● Consigne donnée 1:
Transcrivez sans rien changer le passage du texte sur le Père Noël qui s'ouvre sur les mots contenant « Autre problème : les » et se termine par « proche de zéro. ».
● Consigne donnée 2:
Prolongez le texte sur le Père Noël en reprenant juste après sa dernière phrase.

Noël, simple tradition chrétienne ? L’histoire de nos fêtes de fin d’année s’avère bien plus mouvementée. Avec humour, l’association d’esprit critique FASD Zet 66 se penche d’abord sur le réalisme du Père Noël, avant d’en examiner les aspects historiques. Mais d’où vient donc le vieil homme jovial qui distribue les cadeaux à la vitesse de la lumière ?
Dans le cadre d’un partenariat noué entre Made In Perpignan et l’association d’esprit critique, FASD Zet 66, Stéphane Cornille et Cyril Gambari démystifient des fake news en révélant leur origine.
Selon Amnesty International, il y aurait entre 2,3 et 2,5 milliards d’enfants (entre 0 et 17 ans) sur la planète. Si on estime que 50 % de tous les enfants fêtent Noël et que chaque foyer compte 1,7 enfant, alors le père Noël devrait livrer 730 millions de foyers (1,24 milliard que divise 1,7). Si la fenêtre de livraison (sans prendre en compte les fuseaux horaires) est une nuit de 10h, alors notre ami barbu devrait livrer 20 278 foyers par seconde ! (730 millions que divisent 10h x 3600 secondes) [1] Même Amazon Prime n’oserait pas promettre une telle performance !
Une logistique presque impossible
Si le Père Noël fabriquait tous les jouets de la planète, il faudrait une main-d’œuvre équivalente à plusieurs millions d’ouvriers. Les lutins, souvent représentés comme une poignée de joyeux artisans, ne suffiraient pas à soutenir une telle production. Ils auraient plutôt l’apparence d’ouvriers asiatiques surexploités par la machine capitaliste mondiale. [2]

Autre problème : les rennes du Père Noël sont censés voler. Or, il n’existe qu’un seul mammifère capable de voler : la chauve-souris, et aucune n’est adaptée aux environnements polaires ou… aux vols transcontinentaux. À moins d’invoquer une réalité parallèle où les lois de la physique ne sont pas les mêmes qu’ici, la probabilité que Rudolph soit une chauve-souris et qu’il puisse voler reste proche de zéro.
Un personnage entre tradition et marketing
Vous l’avez sans doute entendu quelque part, le Père Noël est une invention de Coca-Cola ! Mais en fait c’est un peu plus compliqué que cela, le Père Noël n’est pas une invention marketing sortie de nulle part. Il est le fruit d’un syncrétisme culturel mêlant mythologies païennes, folklore populaire, traditions chrétiennes et influences commerciales modernes. À garder en tête quand on place le Père Noël comme un avatar chrétien.

● Données enregistrées:
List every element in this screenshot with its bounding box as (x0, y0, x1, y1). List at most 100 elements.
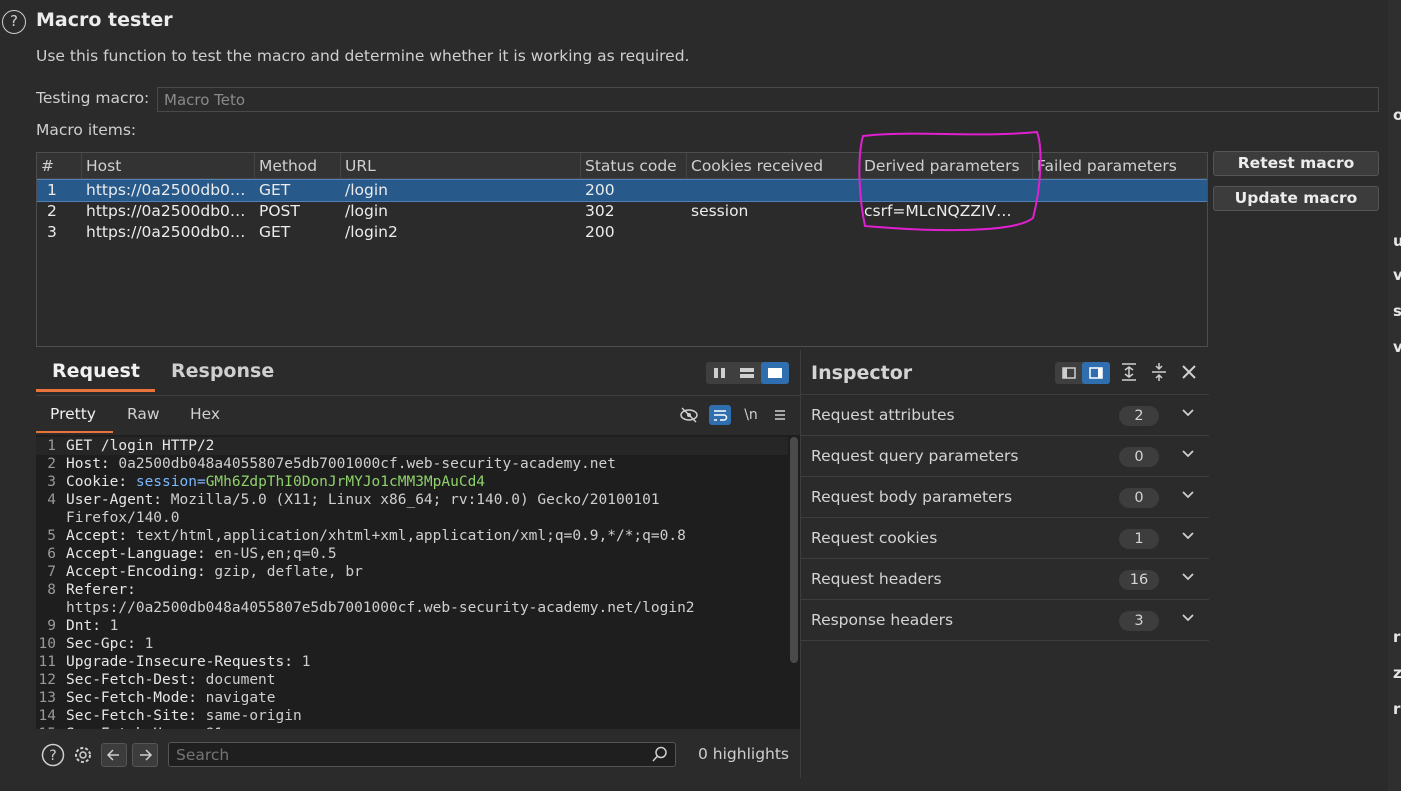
==
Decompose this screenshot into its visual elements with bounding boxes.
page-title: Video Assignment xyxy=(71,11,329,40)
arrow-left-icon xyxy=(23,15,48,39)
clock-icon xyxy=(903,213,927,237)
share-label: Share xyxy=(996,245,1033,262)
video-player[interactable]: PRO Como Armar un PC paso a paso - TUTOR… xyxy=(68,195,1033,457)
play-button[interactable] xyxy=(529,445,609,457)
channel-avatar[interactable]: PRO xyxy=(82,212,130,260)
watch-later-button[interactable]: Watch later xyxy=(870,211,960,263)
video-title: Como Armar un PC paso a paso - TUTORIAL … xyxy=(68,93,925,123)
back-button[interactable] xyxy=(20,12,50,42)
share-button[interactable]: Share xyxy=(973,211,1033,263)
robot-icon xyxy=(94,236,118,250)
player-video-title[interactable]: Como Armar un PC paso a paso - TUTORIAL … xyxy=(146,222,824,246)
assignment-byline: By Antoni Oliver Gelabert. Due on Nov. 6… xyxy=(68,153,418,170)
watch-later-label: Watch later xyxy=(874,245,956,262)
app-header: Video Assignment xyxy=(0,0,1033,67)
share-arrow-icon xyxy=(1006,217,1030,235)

● Réponse finale 1:
Autre problème : les rennes du Père Noël sont censés voler. Or, il n’existe qu’un seul mammifère capable de voler : la chauve-souris, et aucune n’est adaptée aux environnements polaires ou… aux vols transcontinentaux. À moins d’invoquer une réalité parallèle où les lois de la physique ne sont pas les mêmes qu’ici, la probabilité que Rudolph soit une chauve-souris et qu’il puisse voler reste proche de zéro.

● Réponse finale 2:
Chez les Romains, les Saturnales (fêtes en l’honneur du dieu Saturne) et les fêtes du solstice d’hiver symbolisaient la générosité et le renouveau de la fin de l’année. D’ailleurs les maisons étaient ornées de verdure et de guirlandes pour fêter la lumière renaissante. [3]
Dans la mythologie nordique, on trouve le généreux dieu Odin chevauchant Sleipnir, un cheval à huit jambes capable de se déplacer à toute vitesse dans les airs (plus crédible que nos chauves-souris ?) et célébré pendant les fêtes de Yule ! [4]
Au cours de la christianisation de l’Europe, la religion chrétienne agglomère ces fêtes païennes en remplaçant la figure d’Odin par celle de Saint Nicolas de Myre (IVe siècle), un évêque chrétien réputé pour sa générosité envers les enfants et les pauvres. Saint Nicolas est fêté le 6 décembre dans de nombreux pays européens, il distribue des cadeaux aux enfants sages, parfois accompagné du Père Fouettard. La Nativité est fixée au 25 décembre pour concurrencer les rites païens
Coca Cola popularise le manteau rouge, mais ne l’a pas inventé
Au XVIe siècle, les pays protestants, poussés par Martin Luther, en opposition avec le dogme catholique, suppriment la fête de Saint Nicolas et la remplacent par le Weihnachtsmann (l’Homme-Noël) en Allemagne et le Father Christmas en Angleterre ou plus simplement par le Christkind (l’enfant Jésus). [5]
Au XVIIe siècle, ce sont les colons néerlandais arrivés aux États-Unis qui y importent Sinterklaas (Saint Nicolas) et qui deviendra phonétiquement Santa Claus pour les Américains. [5]
Au XIXe siècle, Santa Claus se popularise, prend sa forme définitive en se drapant de rouge et de blanc. Le poème A Visit from St. Nicholas (1823) et les illustrations de Thomas Nast (dans les années 1860) représentent Santa Claus comme un vieillard jovial aux habits rouges portant une barbe blanche et une hotte. Le mythe est né ! Les rennes et le traîneau apparaissent en 1821 dans un poème anonyme : Old Santeclaus with Much Delight.
Et enfin en 1931, Coca-Cola popularise à son tour une version graphique du Père Noël en rouge et blanc, dessinée par Haddon Sundblom, qui suit d’autres illustrations antérieures, toujours avec le même manteau rouge, par exemple en 1902 dans le magazine Puck. Cette version supplante Saint Nicolas en Europe au sortir de la Seconde Guerre mondiale.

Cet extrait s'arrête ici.